SOURCE MATERIAL
⁂

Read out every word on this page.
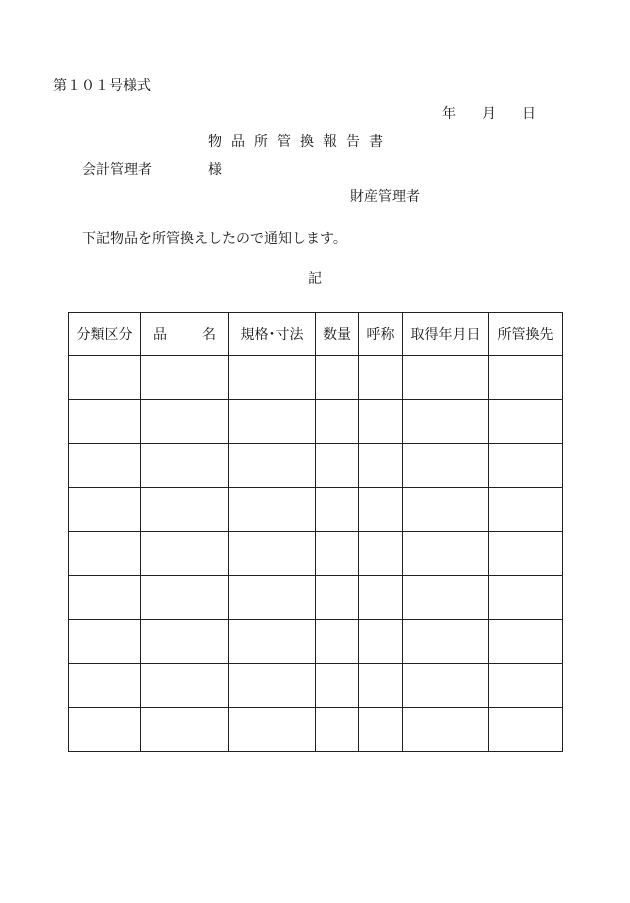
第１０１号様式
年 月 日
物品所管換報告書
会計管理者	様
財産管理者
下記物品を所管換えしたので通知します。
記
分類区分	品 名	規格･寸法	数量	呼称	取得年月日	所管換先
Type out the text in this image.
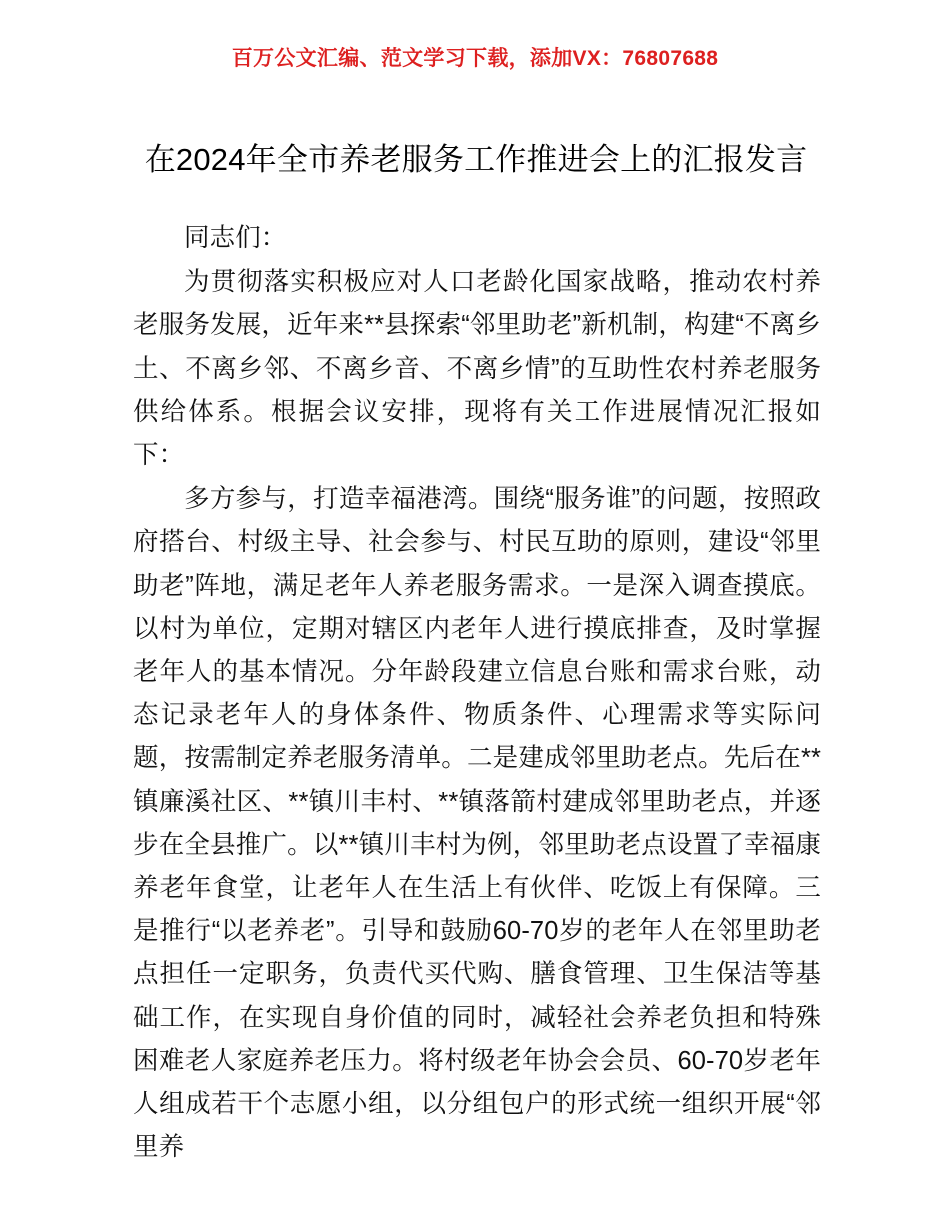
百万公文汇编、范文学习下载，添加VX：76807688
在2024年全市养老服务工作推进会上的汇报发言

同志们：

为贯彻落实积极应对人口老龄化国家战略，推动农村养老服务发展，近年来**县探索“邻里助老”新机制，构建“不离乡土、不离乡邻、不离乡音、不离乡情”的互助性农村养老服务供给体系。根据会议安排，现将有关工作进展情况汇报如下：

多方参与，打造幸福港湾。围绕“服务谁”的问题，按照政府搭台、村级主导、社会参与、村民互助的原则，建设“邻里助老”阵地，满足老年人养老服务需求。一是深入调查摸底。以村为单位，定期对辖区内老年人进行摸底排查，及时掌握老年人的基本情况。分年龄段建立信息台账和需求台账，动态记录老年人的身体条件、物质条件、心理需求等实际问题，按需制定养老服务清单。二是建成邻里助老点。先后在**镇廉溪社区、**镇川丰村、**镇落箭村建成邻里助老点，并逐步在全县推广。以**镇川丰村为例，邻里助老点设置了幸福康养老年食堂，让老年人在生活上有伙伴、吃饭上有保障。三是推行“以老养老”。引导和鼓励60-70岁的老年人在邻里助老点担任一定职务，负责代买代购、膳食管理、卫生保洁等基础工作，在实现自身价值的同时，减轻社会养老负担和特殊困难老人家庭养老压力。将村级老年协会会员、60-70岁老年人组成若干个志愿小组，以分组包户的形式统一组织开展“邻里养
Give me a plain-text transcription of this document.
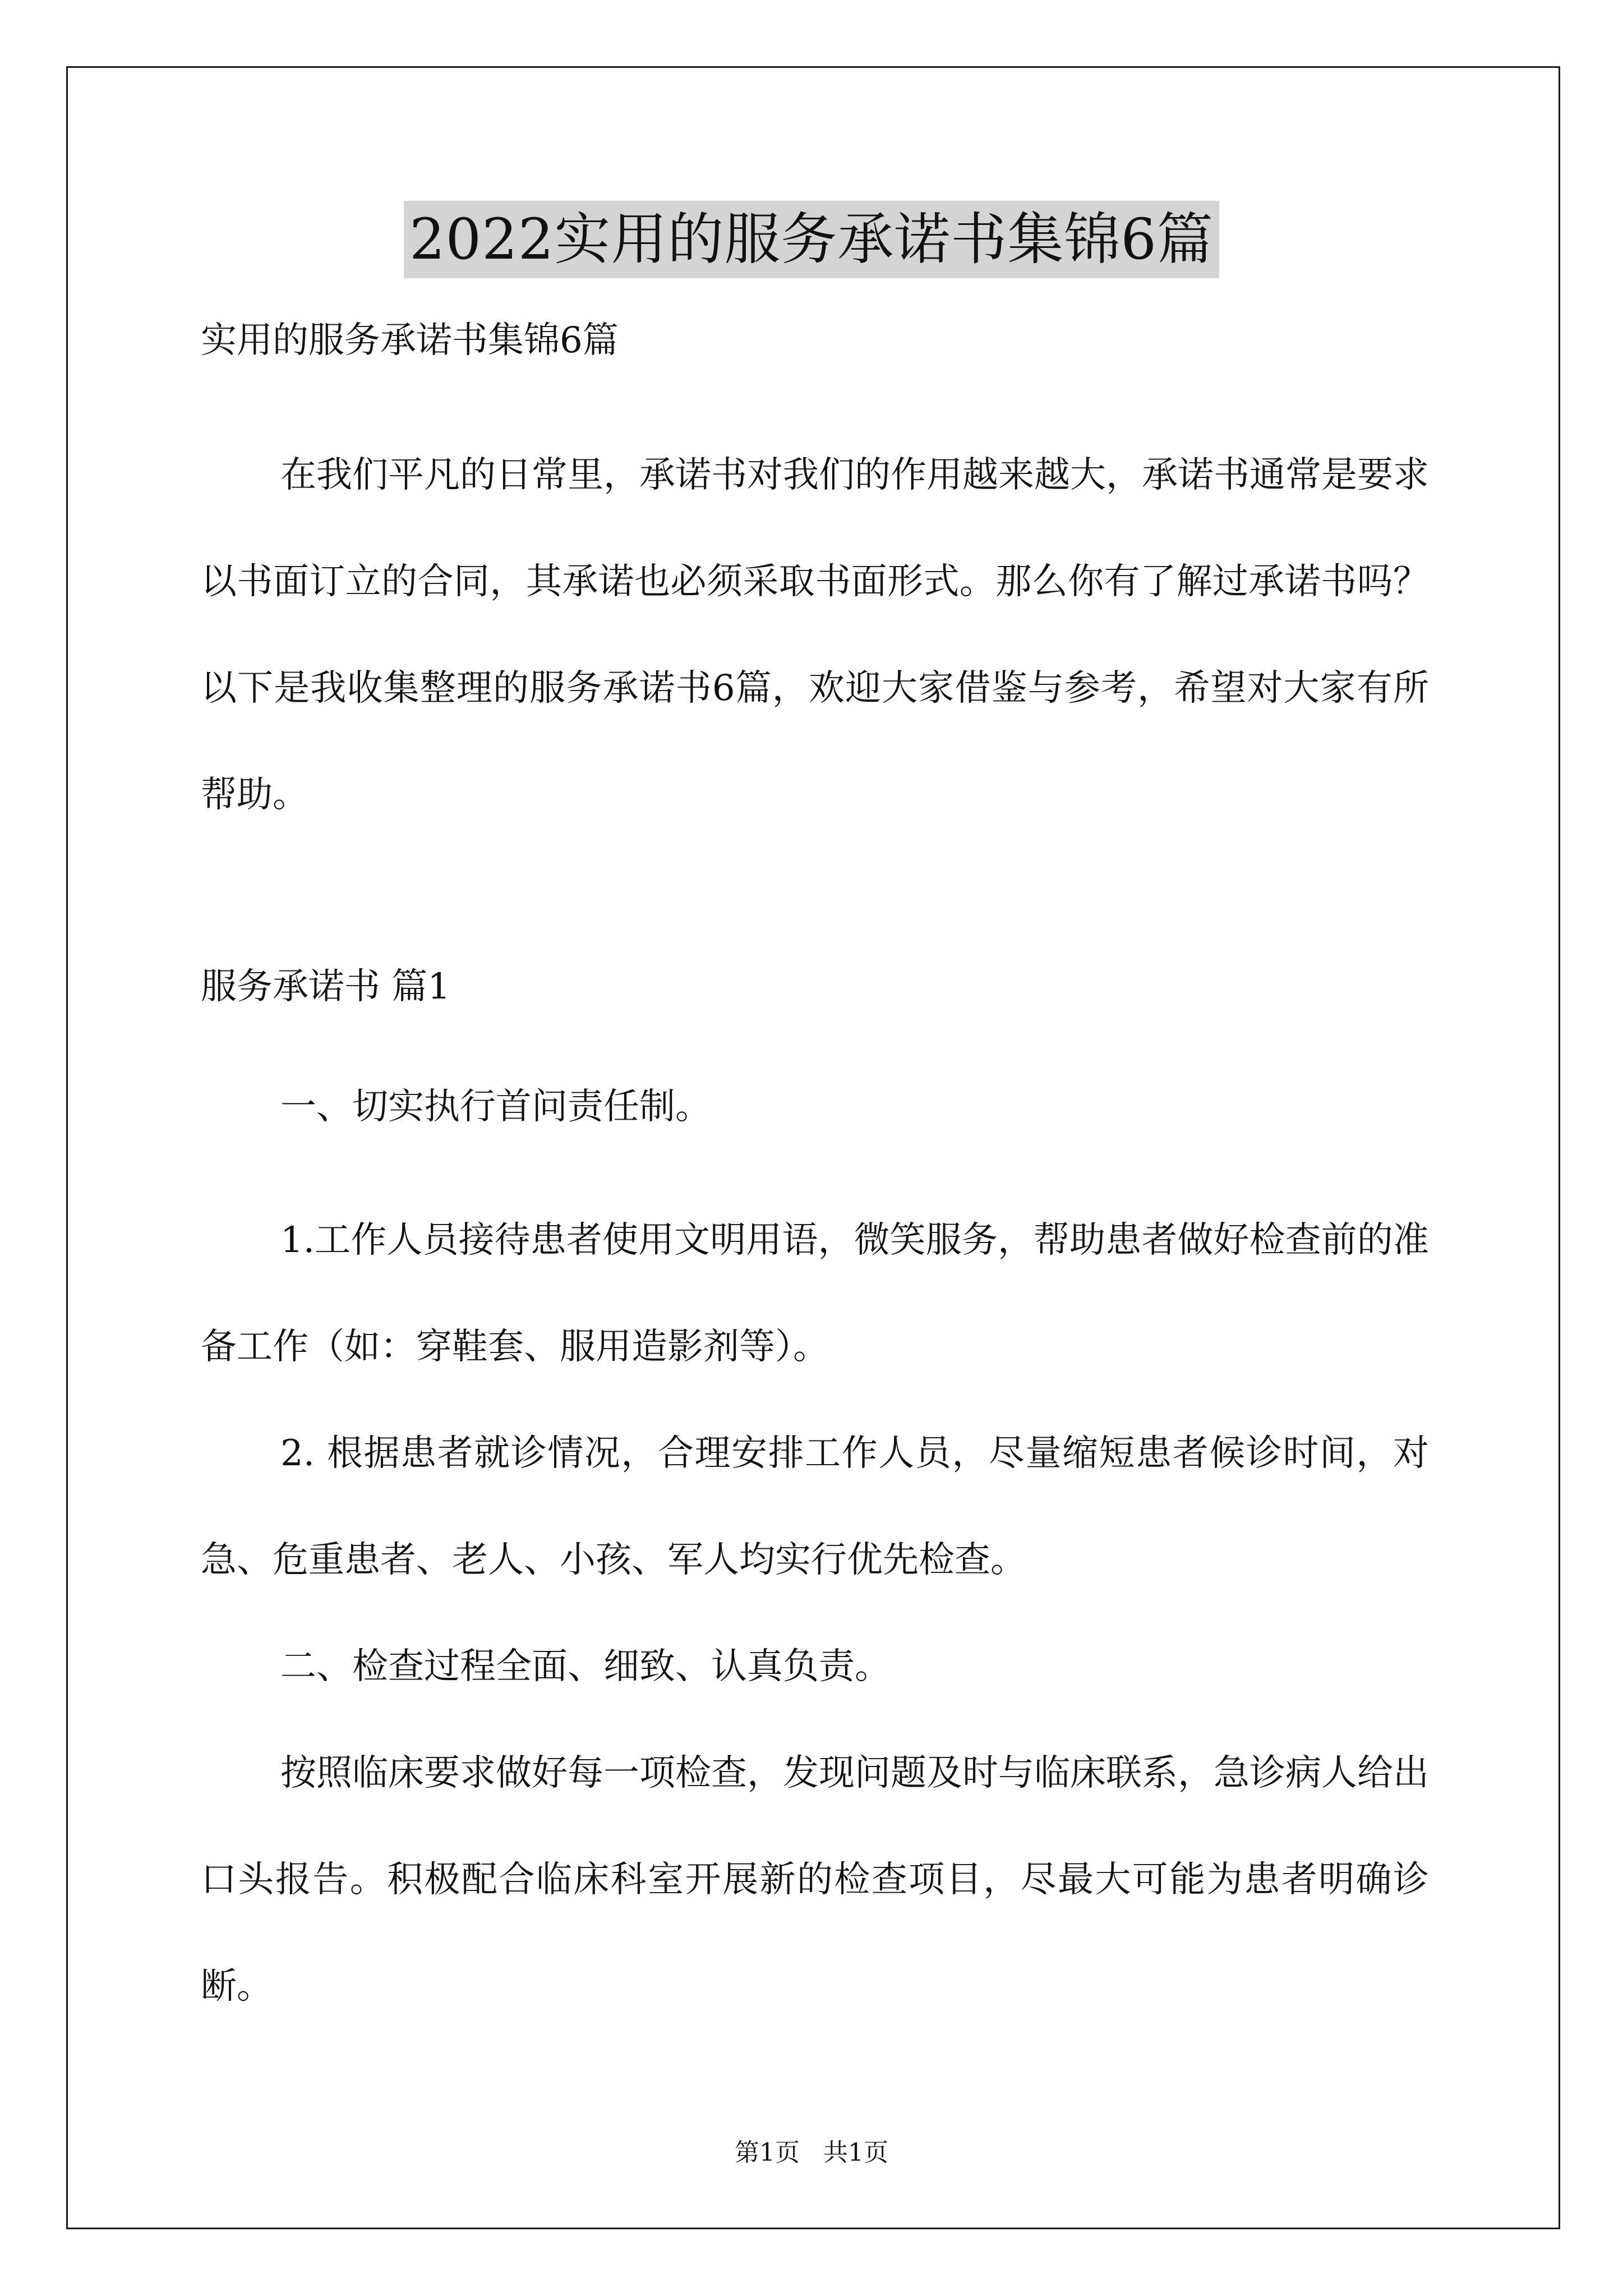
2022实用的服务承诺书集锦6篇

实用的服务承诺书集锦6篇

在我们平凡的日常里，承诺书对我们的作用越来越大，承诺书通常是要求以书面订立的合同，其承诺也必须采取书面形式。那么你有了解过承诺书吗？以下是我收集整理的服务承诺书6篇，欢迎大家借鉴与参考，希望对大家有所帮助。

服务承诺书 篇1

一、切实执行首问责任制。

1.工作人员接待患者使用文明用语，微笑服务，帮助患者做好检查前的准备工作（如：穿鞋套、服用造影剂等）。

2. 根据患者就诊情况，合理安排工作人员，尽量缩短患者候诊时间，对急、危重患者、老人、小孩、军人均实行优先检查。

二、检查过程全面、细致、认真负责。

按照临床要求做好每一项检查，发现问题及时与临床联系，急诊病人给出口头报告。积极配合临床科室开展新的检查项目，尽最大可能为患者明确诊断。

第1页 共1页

⁂

TASK DESCRIPTION
Take the listing and print it again exactly, but without any pictures.

TASK ANSWER
Read out every word on this page.
第１０１号様式
年 月 日
物品所管換報告書
会計管理者	様
財産管理者
下記物品を所管換えしたので通知します。
記
分類区分	品 名	規格･寸法	数量	呼称	取得年月日	所管換先
Type out the text in this image.
百万公文汇编、范文学习下载，添加VX：76807688
在2024年全市养老服务工作推进会上的汇报发言

同志们：

为贯彻落实积极应对人口老龄化国家战略，推动农村养老服务发展，近年来**县探索“邻里助老”新机制，构建“不离乡土、不离乡邻、不离乡音、不离乡情”的互助性农村养老服务供给体系。根据会议安排，现将有关工作进展情况汇报如下：

多方参与，打造幸福港湾。围绕“服务谁”的问题，按照政府搭台、村级主导、社会参与、村民互助的原则，建设“邻里助老”阵地，满足老年人养老服务需求。一是深入调查摸底。以村为单位，定期对辖区内老年人进行摸底排查，及时掌握老年人的基本情况。分年龄段建立信息台账和需求台账，动态记录老年人的身体条件、物质条件、心理需求等实际问题，按需制定养老服务清单。二是建成邻里助老点。先后在**镇廉溪社区、**镇川丰村、**镇落箭村建成邻里助老点，并逐步在全县推广。以**镇川丰村为例，邻里助老点设置了幸福康养老年食堂，让老年人在生活上有伙伴、吃饭上有保障。三是推行“以老养老”。引导和鼓励60-70岁的老年人在邻里助老点担任一定职务，负责代买代购、膳食管理、卫生保洁等基础工作，在实现自身价值的同时，减轻社会养老负担和特殊困难老人家庭养老压力。将村级老年协会会员、60-70岁老年人组成若干个志愿小组，以分组包户的形式统一组织开展“邻里养
Give me a plain-text transcription of this document.
2022实用的服务承诺书集锦6篇

实用的服务承诺书集锦6篇

在我们平凡的日常里，承诺书对我们的作用越来越大，承诺书通常是要求以书面订立的合同，其承诺也必须采取书面形式。那么你有了解过承诺书吗？以下是我收集整理的服务承诺书6篇，欢迎大家借鉴与参考，希望对大家有所帮助。

服务承诺书 篇1

一、切实执行首问责任制。

1.工作人员接待患者使用文明用语，微笑服务，帮助患者做好检查前的准备工作（如：穿鞋套、服用造影剂等）。

2. 根据患者就诊情况，合理安排工作人员，尽量缩短患者候诊时间，对急、危重患者、老人、小孩、军人均实行优先检查。

二、检查过程全面、细致、认真负责。

按照临床要求做好每一项检查，发现问题及时与临床联系，急诊病人给出口头报告。积极配合临床科室开展新的检查项目，尽最大可能为患者明确诊断。

第1页 共1页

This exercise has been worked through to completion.